▸ **WHAT IS NEEDED**
Can you transcribe every entry word for word, skipping the images?

** Start of MATERIAL TO PROCESS **

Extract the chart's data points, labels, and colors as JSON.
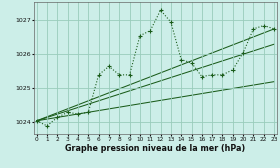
{
  "xlabel": "Graphe pression niveau de la mer (hPa)",
  "x_ticks": [
    0,
    1,
    2,
    3,
    4,
    5,
    6,
    7,
    8,
    9,
    10,
    11,
    12,
    13,
    14,
    15,
    16,
    17,
    18,
    19,
    20,
    21,
    22,
    23
  ],
  "y_ticks": [
    1024,
    1025,
    1026,
    1027
  ],
  "ylim": [
    1023.65,
    1027.55
  ],
  "xlim": [
    -0.3,
    23.3
  ],
  "background_color": "#cceee8",
  "grid_color": "#99ccbb",
  "line_color": "#1a5c1a",
  "series": {
    "main": {
      "x": [
        0,
        1,
        2,
        3,
        4,
        5,
        6,
        7,
        8,
        9,
        10,
        11,
        12,
        13,
        14,
        15,
        16,
        17,
        18,
        19,
        20,
        21,
        22,
        23
      ],
      "y": [
        1024.05,
        1023.9,
        1024.15,
        1024.3,
        1024.25,
        1024.3,
        1025.4,
        1025.65,
        1025.4,
        1025.4,
        1026.55,
        1026.7,
        1027.3,
        1026.95,
        1025.85,
        1025.75,
        1025.35,
        1025.4,
        1025.4,
        1025.55,
        1026.05,
        1026.75,
        1026.85,
        1026.75
      ]
    },
    "ref1": {
      "x": [
        0,
        23
      ],
      "y": [
        1024.05,
        1026.75
      ]
    },
    "ref2": {
      "x": [
        0,
        23
      ],
      "y": [
        1024.05,
        1026.3
      ]
    },
    "ref3": {
      "x": [
        0,
        23
      ],
      "y": [
        1024.05,
        1025.2
      ]
    }
  }
}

** End of MATERIAL TO PROCESS **

▸ **ANSWER TO THIS TASK**
Extract the chart's data points, labels, and colors as JSON.
{
  "xlabel": "Graphe pression niveau de la mer (hPa)",
  "x_ticks": [
    0,
    1,
    2,
    3,
    4,
    5,
    6,
    7,
    8,
    9,
    10,
    11,
    12,
    13,
    14,
    15,
    16,
    17,
    18,
    19,
    20,
    21,
    22,
    23
  ],
  "y_ticks": [
    1024,
    1025,
    1026,
    1027
  ],
  "ylim": [
    1023.65,
    1027.55
  ],
  "xlim": [
    -0.3,
    23.3
  ],
  "background_color": "#cceee8",
  "grid_color": "#99ccbb",
  "line_color": "#1a5c1a",
  "series": {
    "main": {
      "x": [
        0,
        1,
        2,
        3,
        4,
        5,
        6,
        7,
        8,
        9,
        10,
        11,
        12,
        13,
        14,
        15,
        16,
        17,
        18,
        19,
        20,
        21,
        22,
        23
      ],
      "y": [
        1024.05,
        1023.9,
        1024.15,
        1024.3,
        1024.25,
        1024.3,
        1025.4,
        1025.65,
        1025.4,
        1025.4,
        1026.55,
        1026.7,
        1027.3,
        1026.95,
        1025.85,
        1025.75,
        1025.35,
        1025.4,
        1025.4,
        1025.55,
        1026.05,
        1026.75,
        1026.85,
        1026.75
      ]
    },
    "ref1": {
      "x": [
        0,
        23
      ],
      "y": [
        1024.05,
        1026.75
      ]
    },
    "ref2": {
      "x": [
        0,
        23
      ],
      "y": [
        1024.05,
        1026.3
      ]
    },
    "ref3": {
      "x": [
        0,
        23
      ],
      "y": [
        1024.05,
        1025.2
      ]
    }
  }
}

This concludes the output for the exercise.